-- Begin SUPPLIED DATA --
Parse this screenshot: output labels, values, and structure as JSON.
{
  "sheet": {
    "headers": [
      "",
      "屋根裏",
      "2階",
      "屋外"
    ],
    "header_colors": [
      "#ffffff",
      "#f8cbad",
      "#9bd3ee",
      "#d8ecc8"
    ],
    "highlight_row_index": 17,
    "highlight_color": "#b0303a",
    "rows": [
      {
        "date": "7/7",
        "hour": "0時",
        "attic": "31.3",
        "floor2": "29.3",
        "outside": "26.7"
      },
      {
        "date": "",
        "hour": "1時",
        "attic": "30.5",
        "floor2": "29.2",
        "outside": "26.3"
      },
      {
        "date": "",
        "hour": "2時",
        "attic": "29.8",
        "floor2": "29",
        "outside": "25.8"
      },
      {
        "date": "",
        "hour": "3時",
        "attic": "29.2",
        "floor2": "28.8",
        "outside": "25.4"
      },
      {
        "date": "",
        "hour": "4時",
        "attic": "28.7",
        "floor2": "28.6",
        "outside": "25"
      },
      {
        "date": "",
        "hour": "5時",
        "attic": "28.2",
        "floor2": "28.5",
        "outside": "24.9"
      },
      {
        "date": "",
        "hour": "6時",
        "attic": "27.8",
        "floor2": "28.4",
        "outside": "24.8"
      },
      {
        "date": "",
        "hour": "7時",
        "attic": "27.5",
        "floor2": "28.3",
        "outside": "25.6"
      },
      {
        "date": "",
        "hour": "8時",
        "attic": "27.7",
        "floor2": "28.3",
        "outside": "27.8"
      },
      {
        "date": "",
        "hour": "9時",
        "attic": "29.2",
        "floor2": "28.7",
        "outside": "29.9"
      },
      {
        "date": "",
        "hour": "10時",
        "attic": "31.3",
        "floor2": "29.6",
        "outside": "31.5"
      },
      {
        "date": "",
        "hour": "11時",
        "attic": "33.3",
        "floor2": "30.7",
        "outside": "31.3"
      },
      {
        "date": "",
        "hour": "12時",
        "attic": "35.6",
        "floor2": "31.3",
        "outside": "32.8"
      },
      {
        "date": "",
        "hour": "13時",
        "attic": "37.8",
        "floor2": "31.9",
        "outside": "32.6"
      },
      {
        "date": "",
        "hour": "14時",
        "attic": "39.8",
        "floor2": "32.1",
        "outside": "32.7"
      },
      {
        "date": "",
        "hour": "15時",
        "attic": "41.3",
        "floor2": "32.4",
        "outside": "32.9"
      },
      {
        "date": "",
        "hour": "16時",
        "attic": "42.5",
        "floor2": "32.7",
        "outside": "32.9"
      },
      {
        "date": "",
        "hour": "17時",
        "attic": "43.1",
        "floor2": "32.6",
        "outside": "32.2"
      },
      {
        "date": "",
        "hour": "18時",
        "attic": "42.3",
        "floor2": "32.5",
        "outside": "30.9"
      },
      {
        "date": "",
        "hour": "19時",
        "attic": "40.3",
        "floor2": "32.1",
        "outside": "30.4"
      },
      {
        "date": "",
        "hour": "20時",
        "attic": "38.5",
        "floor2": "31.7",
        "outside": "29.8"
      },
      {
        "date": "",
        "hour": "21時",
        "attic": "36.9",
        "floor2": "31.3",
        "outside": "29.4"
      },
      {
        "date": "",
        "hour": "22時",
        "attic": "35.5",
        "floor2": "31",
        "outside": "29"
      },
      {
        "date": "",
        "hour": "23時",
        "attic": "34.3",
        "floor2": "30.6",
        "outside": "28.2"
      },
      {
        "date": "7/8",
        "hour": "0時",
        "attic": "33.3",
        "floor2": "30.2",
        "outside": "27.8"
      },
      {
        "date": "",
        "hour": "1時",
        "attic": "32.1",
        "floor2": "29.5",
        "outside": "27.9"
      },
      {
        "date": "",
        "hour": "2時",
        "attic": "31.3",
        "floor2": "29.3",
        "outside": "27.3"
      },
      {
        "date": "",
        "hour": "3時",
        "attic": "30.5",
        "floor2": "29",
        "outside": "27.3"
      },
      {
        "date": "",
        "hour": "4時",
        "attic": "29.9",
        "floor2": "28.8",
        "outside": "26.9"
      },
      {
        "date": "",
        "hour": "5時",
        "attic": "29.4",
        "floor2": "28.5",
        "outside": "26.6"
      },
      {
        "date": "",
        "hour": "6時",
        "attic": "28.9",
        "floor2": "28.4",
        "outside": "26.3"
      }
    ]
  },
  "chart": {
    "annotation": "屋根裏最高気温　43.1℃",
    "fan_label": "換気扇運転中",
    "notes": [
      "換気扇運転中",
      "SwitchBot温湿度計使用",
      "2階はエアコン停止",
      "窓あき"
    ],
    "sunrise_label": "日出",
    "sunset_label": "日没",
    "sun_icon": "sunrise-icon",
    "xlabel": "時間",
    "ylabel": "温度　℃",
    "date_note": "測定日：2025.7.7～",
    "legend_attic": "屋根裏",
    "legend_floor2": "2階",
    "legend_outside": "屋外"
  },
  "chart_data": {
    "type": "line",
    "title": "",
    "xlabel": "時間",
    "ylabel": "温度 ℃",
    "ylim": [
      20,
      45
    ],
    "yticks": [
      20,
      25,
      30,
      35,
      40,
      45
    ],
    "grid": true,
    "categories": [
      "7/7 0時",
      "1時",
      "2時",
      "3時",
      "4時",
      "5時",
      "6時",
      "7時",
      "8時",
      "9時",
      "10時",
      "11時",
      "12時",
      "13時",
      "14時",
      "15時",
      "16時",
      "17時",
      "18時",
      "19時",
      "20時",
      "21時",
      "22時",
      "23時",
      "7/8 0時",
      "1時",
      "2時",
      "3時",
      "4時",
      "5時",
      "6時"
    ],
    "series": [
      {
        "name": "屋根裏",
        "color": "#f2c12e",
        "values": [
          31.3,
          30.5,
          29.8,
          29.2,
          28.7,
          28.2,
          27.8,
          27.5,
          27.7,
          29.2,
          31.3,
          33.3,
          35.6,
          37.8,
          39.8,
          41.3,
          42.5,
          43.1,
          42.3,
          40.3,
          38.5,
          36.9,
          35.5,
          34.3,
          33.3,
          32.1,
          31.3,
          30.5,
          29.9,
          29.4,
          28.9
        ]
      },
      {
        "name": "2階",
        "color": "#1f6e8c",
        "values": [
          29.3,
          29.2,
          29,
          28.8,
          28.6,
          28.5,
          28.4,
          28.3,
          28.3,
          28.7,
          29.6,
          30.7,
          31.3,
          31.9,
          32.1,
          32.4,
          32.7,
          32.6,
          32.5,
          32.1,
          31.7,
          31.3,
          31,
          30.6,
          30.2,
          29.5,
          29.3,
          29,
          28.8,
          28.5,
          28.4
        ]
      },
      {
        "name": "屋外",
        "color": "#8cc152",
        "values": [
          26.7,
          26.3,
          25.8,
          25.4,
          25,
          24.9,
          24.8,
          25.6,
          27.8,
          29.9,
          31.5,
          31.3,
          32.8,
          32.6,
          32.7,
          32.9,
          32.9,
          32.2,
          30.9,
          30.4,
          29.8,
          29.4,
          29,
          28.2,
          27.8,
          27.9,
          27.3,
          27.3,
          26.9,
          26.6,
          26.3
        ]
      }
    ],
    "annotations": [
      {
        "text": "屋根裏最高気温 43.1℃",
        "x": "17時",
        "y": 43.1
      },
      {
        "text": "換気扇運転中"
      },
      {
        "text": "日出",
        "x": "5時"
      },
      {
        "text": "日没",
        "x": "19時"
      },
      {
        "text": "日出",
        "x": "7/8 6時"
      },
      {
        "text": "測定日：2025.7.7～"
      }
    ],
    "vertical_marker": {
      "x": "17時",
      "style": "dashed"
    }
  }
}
-- End SUPPLIED DATA --
STATED TASK: Looking at the data above, show all lines where the word "換気扇運転中" occurs.

SOLUTION:
    "fan_label": "換気扇運転中",
      "換気扇運転中",
        "text": "換気扇運転中"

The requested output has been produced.